#### WHAT YOU WILL DO:
In your copy, reproduce the entries exactly as they are, minus the images.

#### RECORDS SUPPLIED:
--
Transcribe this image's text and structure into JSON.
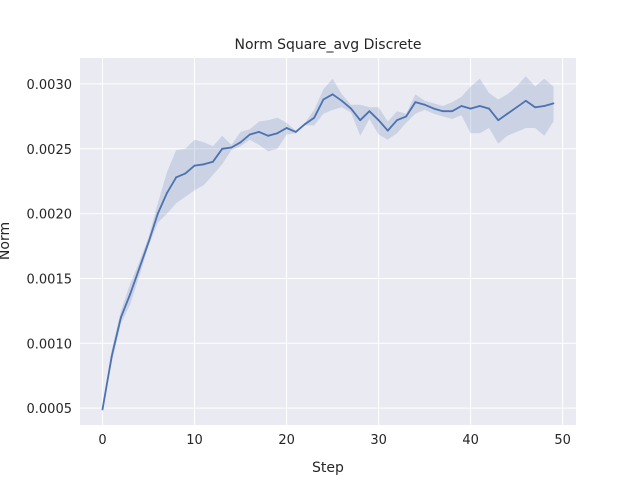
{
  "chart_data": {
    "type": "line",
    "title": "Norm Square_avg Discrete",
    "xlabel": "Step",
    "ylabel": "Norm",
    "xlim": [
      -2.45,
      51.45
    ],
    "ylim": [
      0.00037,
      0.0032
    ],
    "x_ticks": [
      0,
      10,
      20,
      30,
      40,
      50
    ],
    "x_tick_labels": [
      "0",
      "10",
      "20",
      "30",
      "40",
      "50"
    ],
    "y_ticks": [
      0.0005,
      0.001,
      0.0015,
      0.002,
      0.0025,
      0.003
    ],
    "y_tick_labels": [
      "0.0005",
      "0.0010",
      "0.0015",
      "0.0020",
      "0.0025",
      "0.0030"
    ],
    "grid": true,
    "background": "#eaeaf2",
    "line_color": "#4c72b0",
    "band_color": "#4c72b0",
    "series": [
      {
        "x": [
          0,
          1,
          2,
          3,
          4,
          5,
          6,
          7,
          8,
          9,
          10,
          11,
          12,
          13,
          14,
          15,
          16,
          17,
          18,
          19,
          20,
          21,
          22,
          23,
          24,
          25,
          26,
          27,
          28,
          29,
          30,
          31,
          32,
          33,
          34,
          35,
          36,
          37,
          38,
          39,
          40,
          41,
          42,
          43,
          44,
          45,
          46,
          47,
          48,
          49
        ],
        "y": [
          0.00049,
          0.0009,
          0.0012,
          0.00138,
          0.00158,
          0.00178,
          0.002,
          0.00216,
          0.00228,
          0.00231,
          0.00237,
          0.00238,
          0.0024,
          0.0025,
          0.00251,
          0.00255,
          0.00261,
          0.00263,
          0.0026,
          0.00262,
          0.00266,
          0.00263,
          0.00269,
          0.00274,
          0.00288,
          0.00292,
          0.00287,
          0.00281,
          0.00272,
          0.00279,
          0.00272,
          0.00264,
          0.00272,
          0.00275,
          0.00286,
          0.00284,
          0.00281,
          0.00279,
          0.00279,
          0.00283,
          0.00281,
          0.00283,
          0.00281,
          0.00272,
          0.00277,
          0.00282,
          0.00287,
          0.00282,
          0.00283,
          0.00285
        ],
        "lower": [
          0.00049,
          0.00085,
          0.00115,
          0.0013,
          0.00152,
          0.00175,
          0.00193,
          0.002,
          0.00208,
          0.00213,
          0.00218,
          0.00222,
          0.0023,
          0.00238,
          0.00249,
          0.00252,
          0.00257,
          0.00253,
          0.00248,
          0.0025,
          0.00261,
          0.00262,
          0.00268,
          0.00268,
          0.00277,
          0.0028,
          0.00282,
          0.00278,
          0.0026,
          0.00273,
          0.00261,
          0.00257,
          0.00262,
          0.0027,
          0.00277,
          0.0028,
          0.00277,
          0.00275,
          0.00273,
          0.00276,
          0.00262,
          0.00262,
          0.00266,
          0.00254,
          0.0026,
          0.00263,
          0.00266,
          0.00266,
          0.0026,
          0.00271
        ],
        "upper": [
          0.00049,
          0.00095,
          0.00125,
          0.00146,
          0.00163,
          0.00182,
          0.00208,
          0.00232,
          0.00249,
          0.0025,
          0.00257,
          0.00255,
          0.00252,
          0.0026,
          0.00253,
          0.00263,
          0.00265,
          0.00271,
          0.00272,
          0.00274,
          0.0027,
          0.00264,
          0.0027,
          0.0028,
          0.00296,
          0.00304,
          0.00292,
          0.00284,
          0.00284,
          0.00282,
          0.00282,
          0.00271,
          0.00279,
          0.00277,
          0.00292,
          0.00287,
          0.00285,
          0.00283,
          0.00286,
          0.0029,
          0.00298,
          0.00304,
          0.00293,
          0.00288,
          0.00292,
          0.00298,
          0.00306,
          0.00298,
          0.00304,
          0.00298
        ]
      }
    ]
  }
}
--
#### THE OUTPUT:
Transcribe this image's text and structure into JSON.
{
  "chart_data": {
    "type": "line",
    "title": "Norm Square_avg Discrete",
    "xlabel": "Step",
    "ylabel": "Norm",
    "xlim": [
      -2.45,
      51.45
    ],
    "ylim": [
      0.00037,
      0.0032
    ],
    "x_ticks": [
      0,
      10,
      20,
      30,
      40,
      50
    ],
    "x_tick_labels": [
      "0",
      "10",
      "20",
      "30",
      "40",
      "50"
    ],
    "y_ticks": [
      0.0005,
      0.001,
      0.0015,
      0.002,
      0.0025,
      0.003
    ],
    "y_tick_labels": [
      "0.0005",
      "0.0010",
      "0.0015",
      "0.0020",
      "0.0025",
      "0.0030"
    ],
    "grid": true,
    "background": "#eaeaf2",
    "line_color": "#4c72b0",
    "band_color": "#4c72b0",
    "series": [
      {
        "x": [
          0,
          1,
          2,
          3,
          4,
          5,
          6,
          7,
          8,
          9,
          10,
          11,
          12,
          13,
          14,
          15,
          16,
          17,
          18,
          19,
          20,
          21,
          22,
          23,
          24,
          25,
          26,
          27,
          28,
          29,
          30,
          31,
          32,
          33,
          34,
          35,
          36,
          37,
          38,
          39,
          40,
          41,
          42,
          43,
          44,
          45,
          46,
          47,
          48,
          49
        ],
        "y": [
          0.00049,
          0.0009,
          0.0012,
          0.00138,
          0.00158,
          0.00178,
          0.002,
          0.00216,
          0.00228,
          0.00231,
          0.00237,
          0.00238,
          0.0024,
          0.0025,
          0.00251,
          0.00255,
          0.00261,
          0.00263,
          0.0026,
          0.00262,
          0.00266,
          0.00263,
          0.00269,
          0.00274,
          0.00288,
          0.00292,
          0.00287,
          0.00281,
          0.00272,
          0.00279,
          0.00272,
          0.00264,
          0.00272,
          0.00275,
          0.00286,
          0.00284,
          0.00281,
          0.00279,
          0.00279,
          0.00283,
          0.00281,
          0.00283,
          0.00281,
          0.00272,
          0.00277,
          0.00282,
          0.00287,
          0.00282,
          0.00283,
          0.00285
        ],
        "lower": [
          0.00049,
          0.00085,
          0.00115,
          0.0013,
          0.00152,
          0.00175,
          0.00193,
          0.002,
          0.00208,
          0.00213,
          0.00218,
          0.00222,
          0.0023,
          0.00238,
          0.00249,
          0.00252,
          0.00257,
          0.00253,
          0.00248,
          0.0025,
          0.00261,
          0.00262,
          0.00268,
          0.00268,
          0.00277,
          0.0028,
          0.00282,
          0.00278,
          0.0026,
          0.00273,
          0.00261,
          0.00257,
          0.00262,
          0.0027,
          0.00277,
          0.0028,
          0.00277,
          0.00275,
          0.00273,
          0.00276,
          0.00262,
          0.00262,
          0.00266,
          0.00254,
          0.0026,
          0.00263,
          0.00266,
          0.00266,
          0.0026,
          0.00271
        ],
        "upper": [
          0.00049,
          0.00095,
          0.00125,
          0.00146,
          0.00163,
          0.00182,
          0.00208,
          0.00232,
          0.00249,
          0.0025,
          0.00257,
          0.00255,
          0.00252,
          0.0026,
          0.00253,
          0.00263,
          0.00265,
          0.00271,
          0.00272,
          0.00274,
          0.0027,
          0.00264,
          0.0027,
          0.0028,
          0.00296,
          0.00304,
          0.00292,
          0.00284,
          0.00284,
          0.00282,
          0.00282,
          0.00271,
          0.00279,
          0.00277,
          0.00292,
          0.00287,
          0.00285,
          0.00283,
          0.00286,
          0.0029,
          0.00298,
          0.00304,
          0.00293,
          0.00288,
          0.00292,
          0.00298,
          0.00306,
          0.00298,
          0.00304,
          0.00298
        ]
      }
    ]
  }
}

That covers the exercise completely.